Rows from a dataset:
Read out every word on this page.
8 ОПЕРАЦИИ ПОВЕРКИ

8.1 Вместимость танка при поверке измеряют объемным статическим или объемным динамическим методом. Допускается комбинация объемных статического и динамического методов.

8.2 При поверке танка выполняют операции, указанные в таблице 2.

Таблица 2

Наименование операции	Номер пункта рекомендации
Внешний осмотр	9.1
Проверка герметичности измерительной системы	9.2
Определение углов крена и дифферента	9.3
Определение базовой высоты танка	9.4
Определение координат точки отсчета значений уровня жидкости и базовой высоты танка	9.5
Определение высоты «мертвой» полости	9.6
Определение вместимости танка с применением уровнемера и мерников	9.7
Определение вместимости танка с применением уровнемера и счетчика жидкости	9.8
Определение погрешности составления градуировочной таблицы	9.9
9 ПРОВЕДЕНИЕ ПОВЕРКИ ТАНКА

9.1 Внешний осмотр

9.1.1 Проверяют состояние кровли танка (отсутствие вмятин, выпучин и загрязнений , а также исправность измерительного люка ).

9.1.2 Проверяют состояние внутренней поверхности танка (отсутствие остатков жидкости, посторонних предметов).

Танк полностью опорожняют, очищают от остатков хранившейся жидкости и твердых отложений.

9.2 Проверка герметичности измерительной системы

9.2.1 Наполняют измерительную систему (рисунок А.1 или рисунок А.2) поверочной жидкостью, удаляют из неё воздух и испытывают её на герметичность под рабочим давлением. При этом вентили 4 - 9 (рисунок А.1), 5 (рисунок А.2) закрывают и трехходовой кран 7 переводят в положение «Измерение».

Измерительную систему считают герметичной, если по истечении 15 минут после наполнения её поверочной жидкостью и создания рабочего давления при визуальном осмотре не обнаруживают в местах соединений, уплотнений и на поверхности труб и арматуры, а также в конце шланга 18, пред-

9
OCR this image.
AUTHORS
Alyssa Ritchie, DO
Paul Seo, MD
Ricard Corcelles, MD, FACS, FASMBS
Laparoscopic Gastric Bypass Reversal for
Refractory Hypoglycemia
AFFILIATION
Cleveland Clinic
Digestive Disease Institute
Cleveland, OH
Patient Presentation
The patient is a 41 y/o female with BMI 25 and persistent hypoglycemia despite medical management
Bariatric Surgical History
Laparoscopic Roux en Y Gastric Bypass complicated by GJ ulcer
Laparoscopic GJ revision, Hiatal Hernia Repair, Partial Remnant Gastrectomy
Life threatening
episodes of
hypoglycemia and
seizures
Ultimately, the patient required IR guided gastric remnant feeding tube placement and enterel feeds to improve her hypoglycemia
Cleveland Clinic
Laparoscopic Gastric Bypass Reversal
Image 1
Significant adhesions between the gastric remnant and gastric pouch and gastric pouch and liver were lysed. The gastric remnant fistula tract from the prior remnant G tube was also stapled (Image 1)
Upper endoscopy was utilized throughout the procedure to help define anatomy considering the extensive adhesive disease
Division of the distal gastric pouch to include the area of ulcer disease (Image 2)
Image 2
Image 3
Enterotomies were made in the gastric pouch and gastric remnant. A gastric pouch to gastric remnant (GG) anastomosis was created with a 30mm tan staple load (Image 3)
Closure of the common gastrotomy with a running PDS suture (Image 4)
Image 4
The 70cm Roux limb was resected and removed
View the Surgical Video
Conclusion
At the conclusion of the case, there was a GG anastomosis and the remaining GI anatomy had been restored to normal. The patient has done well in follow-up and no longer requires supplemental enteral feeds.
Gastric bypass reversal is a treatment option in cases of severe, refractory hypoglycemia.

### Directions for this task
Word for word, quote the lines from the line containing "OCR this image." through the end of the material, both included, and nothing else.

### Final result
OCR this image.
AUTHORS
Alyssa Ritchie, DO
Paul Seo, MD
Ricard Corcelles, MD, FACS, FASMBS
Laparoscopic Gastric Bypass Reversal for
Refractory Hypoglycemia
AFFILIATION
Cleveland Clinic
Digestive Disease Institute
Cleveland, OH
Patient Presentation
The patient is a 41 y/o female with BMI 25 and persistent hypoglycemia despite medical management
Bariatric Surgical History
Laparoscopic Roux en Y Gastric Bypass complicated by GJ ulcer
Laparoscopic GJ revision, Hiatal Hernia Repair, Partial Remnant Gastrectomy
Life threatening
episodes of
hypoglycemia and
seizures
Ultimately, the patient required IR guided gastric remnant feeding tube placement and enterel feeds to improve her hypoglycemia
Cleveland Clinic
Laparoscopic Gastric Bypass Reversal
Image 1
Significant adhesions between the gastric remnant and gastric pouch and gastric pouch and liver were lysed. The gastric remnant fistula tract from the prior remnant G tube was also stapled (Image 1)
Upper endoscopy was utilized throughout the procedure to help define anatomy considering the extensive adhesive disease
Division of the distal gastric pouch to include the area of ulcer disease (Image 2)
Image 2
Image 3
Enterotomies were made in the gastric pouch and gastric remnant. A gastric pouch to gastric remnant (GG) anastomosis was created with a 30mm tan staple load (Image 3)
Closure of the common gastrotomy with a running PDS suture (Image 4)
Image 4
The 70cm Roux limb was resected and removed
View the Surgical Video
Conclusion
At the conclusion of the case, there was a GG anastomosis and the remaining GI anatomy had been restored to normal. The patient has done well in follow-up and no longer requires supplemental enteral feeds.
Gastric bypass reversal is a treatment option in cases of severe, refractory hypoglycemia.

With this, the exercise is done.